(Stated task)
All lines featuring the string "other" are to be listed.

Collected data

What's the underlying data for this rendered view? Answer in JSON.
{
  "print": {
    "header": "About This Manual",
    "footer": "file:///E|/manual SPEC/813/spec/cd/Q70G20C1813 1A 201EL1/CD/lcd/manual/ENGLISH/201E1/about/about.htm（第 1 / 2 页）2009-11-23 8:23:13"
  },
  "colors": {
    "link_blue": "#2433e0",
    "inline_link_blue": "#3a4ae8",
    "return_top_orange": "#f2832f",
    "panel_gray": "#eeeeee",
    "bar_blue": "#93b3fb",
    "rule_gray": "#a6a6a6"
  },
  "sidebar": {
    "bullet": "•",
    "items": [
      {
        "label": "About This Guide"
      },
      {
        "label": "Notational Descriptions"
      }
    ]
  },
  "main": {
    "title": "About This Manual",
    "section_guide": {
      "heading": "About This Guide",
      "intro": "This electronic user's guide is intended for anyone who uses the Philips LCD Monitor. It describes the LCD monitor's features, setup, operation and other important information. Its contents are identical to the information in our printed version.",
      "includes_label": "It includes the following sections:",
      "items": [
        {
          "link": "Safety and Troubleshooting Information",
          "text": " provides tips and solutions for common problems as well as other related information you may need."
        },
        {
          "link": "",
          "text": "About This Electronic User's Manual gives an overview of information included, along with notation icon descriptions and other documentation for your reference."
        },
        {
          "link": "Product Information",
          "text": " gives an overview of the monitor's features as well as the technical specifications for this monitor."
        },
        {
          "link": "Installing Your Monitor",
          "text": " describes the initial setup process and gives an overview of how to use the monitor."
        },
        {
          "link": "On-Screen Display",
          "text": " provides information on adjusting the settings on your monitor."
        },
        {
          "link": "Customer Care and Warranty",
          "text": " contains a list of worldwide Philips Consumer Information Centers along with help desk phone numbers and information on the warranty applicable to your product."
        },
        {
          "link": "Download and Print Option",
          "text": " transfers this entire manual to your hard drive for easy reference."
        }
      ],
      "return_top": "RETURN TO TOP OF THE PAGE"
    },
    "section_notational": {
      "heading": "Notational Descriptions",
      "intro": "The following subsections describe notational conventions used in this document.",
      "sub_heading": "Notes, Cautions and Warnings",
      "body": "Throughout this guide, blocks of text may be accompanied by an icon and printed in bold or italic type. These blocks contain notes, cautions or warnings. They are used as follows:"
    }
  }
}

(Task solution)
      "intro": "This electronic user's guide is intended for anyone who uses the Philips LCD Monitor. It describes the LCD monitor's features, setup, operation and other important information. Its contents are identical to the information in our printed version.",
          "text": " provides tips and solutions for common problems as well as other related information you may need."
          "text": "About This Electronic User's Manual gives an overview of information included, along with notation icon descriptions and other documentation for your reference."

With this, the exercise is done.